§ **SHORT TASK**:
For this exercise, copy out each line of the material below that includes "type".
## BEGIN SUPPLIED INFORMATION
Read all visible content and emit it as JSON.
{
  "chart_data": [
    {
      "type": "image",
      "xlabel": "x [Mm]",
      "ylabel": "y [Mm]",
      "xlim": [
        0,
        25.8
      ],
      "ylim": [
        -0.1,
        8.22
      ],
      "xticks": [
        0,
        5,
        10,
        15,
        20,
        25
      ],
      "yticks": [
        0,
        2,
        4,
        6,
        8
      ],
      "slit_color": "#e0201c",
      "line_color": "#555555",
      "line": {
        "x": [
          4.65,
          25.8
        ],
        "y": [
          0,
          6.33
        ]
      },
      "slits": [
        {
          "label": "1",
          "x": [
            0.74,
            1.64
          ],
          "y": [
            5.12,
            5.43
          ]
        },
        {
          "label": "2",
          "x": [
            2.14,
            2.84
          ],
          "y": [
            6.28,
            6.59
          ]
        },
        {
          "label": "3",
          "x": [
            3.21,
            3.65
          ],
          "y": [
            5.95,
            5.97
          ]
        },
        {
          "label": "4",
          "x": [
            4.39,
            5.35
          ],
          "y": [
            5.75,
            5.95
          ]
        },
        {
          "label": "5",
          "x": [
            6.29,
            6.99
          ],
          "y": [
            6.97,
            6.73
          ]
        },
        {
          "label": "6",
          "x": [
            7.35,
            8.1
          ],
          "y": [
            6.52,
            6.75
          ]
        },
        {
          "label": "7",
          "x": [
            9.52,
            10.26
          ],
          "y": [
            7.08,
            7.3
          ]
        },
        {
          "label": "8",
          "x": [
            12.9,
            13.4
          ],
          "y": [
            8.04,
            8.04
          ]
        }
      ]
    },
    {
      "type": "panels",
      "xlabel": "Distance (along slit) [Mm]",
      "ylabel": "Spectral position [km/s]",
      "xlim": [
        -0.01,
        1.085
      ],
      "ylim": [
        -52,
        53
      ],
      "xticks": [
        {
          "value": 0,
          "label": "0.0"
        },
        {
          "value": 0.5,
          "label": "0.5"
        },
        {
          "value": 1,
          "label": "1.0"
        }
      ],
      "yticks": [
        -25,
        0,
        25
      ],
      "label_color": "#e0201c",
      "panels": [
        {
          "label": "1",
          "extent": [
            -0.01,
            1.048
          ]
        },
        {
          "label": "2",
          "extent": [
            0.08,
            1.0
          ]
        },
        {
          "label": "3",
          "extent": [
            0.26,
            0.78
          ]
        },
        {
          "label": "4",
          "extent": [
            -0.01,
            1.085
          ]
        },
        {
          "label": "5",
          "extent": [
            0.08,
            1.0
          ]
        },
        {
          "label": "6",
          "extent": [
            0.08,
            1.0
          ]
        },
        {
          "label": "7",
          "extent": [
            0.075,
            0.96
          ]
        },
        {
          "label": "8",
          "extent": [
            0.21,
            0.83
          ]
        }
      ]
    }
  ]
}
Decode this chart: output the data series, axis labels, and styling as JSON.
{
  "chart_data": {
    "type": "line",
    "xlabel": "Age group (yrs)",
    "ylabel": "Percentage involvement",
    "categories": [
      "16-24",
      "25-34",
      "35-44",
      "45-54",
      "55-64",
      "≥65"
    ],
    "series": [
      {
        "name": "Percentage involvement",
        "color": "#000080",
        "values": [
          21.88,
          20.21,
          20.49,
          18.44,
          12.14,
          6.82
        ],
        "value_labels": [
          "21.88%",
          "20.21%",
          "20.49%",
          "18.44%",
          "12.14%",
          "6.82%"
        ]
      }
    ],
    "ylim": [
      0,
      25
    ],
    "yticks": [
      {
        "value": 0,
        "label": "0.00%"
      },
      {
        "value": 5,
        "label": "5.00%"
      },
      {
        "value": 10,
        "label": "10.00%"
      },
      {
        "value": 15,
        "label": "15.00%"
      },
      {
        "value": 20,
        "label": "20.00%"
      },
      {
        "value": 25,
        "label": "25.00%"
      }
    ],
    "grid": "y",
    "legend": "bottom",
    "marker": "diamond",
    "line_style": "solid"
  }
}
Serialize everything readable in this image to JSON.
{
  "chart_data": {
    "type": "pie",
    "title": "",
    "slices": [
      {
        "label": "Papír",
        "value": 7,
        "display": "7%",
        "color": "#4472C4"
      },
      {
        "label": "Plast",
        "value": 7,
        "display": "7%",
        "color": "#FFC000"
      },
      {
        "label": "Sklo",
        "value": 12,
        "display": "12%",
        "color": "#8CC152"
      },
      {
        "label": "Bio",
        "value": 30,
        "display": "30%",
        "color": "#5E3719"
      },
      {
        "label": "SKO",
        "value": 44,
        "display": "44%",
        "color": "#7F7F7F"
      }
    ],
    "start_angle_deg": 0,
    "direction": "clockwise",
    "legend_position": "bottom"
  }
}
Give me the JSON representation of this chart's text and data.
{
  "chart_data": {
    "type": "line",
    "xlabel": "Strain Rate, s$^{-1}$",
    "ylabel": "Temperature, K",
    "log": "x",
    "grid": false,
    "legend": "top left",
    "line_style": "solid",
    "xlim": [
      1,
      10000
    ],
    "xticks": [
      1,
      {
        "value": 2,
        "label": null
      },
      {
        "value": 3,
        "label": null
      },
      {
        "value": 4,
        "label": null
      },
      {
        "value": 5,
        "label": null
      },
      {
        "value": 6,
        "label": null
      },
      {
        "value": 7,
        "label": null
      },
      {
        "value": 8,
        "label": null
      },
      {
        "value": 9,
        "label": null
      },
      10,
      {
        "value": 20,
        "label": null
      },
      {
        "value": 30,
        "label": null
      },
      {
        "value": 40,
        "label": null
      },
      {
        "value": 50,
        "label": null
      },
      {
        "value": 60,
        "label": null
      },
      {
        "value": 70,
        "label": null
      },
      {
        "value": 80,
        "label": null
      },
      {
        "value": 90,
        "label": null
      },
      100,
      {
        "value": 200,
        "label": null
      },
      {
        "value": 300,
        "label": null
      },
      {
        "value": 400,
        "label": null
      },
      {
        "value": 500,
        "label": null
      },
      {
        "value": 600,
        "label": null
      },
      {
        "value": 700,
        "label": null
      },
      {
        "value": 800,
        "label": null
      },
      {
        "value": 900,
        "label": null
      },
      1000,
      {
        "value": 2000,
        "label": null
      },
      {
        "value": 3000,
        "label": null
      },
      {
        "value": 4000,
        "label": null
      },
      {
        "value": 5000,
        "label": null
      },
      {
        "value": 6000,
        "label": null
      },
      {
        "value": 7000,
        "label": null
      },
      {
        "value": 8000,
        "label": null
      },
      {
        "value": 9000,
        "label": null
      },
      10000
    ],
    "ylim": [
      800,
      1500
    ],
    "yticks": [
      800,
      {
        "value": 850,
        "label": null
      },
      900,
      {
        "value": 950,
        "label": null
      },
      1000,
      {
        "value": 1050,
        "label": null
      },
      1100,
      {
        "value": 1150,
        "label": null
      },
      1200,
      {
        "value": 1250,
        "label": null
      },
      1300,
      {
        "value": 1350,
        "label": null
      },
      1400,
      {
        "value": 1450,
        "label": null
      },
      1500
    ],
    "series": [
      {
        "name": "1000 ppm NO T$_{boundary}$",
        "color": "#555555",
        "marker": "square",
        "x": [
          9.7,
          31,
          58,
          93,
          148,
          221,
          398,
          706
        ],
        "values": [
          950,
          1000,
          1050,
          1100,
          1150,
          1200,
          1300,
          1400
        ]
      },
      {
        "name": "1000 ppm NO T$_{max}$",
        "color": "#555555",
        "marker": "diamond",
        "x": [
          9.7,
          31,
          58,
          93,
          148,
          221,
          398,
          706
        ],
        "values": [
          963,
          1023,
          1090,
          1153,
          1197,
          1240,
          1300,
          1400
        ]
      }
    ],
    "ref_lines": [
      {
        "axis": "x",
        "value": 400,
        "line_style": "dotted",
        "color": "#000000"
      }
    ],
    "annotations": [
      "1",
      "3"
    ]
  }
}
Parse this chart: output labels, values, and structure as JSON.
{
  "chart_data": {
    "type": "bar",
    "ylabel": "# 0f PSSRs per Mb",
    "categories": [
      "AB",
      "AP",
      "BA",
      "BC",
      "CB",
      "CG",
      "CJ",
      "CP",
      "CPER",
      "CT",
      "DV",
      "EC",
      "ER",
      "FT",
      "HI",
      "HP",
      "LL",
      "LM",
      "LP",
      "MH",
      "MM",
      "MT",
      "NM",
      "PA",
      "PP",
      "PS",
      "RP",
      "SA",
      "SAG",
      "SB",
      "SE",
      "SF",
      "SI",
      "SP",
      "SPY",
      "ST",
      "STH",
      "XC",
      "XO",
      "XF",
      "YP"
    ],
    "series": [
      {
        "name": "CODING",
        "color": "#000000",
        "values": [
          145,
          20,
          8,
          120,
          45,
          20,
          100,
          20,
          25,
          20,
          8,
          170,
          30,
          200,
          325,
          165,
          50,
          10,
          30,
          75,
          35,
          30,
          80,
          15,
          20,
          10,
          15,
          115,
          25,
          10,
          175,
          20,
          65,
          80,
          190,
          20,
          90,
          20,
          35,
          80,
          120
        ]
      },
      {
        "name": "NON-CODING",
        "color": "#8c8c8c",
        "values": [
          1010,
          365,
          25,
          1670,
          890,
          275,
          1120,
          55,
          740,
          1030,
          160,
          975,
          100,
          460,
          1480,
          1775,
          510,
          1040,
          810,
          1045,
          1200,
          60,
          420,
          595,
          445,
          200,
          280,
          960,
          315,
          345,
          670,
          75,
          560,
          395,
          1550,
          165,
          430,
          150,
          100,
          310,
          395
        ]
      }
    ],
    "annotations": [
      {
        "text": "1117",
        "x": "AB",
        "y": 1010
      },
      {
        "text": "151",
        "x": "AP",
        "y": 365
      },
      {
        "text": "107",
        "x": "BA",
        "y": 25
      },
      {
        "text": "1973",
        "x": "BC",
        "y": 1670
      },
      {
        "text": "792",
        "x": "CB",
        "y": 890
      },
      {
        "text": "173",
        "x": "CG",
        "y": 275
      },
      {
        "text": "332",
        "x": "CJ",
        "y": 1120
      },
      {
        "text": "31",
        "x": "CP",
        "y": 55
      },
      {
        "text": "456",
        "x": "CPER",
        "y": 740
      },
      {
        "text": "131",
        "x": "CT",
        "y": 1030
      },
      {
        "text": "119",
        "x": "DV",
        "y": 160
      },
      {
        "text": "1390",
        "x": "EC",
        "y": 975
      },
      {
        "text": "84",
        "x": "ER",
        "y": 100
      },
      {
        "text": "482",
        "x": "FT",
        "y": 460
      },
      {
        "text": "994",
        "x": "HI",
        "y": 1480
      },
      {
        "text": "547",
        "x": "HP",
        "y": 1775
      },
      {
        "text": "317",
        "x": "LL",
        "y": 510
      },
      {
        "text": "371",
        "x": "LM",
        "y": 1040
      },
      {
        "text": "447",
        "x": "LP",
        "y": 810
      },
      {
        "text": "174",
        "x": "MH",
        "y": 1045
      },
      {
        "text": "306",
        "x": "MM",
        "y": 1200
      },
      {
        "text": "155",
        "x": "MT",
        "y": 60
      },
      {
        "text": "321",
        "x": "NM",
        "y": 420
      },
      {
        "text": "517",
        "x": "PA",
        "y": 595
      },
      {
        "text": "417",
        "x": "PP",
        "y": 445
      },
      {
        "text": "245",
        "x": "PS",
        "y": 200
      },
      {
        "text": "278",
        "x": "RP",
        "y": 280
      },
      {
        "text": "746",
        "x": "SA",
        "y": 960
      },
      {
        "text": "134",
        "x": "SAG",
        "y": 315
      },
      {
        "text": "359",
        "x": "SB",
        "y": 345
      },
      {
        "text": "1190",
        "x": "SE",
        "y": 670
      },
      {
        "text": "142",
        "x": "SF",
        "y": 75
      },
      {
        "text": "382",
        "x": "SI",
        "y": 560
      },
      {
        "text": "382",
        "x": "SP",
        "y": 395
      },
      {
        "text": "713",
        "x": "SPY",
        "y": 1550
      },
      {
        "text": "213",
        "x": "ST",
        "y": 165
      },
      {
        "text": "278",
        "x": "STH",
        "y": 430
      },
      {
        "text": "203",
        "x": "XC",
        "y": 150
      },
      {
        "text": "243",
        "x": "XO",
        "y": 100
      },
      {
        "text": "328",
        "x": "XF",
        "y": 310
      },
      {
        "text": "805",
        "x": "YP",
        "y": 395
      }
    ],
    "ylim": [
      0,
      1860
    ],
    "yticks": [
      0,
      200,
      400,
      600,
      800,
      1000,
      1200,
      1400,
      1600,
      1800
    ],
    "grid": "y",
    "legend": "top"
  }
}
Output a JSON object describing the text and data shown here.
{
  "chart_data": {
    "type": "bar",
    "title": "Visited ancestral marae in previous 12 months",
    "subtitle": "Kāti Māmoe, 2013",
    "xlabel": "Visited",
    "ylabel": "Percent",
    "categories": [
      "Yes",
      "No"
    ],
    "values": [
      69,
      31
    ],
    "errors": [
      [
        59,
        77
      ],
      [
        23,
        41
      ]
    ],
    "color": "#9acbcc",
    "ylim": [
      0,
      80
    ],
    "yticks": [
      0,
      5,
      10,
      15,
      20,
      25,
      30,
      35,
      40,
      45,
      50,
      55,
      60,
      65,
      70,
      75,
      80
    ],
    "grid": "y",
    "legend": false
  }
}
## END SUPPLIED INFORMATION
§ **SOLUTION**:
      "type": "image",
      "type": "panels",
    "type": "line",
    "type": "pie",
    "type": "line",
    "type": "bar",
    "type": "bar",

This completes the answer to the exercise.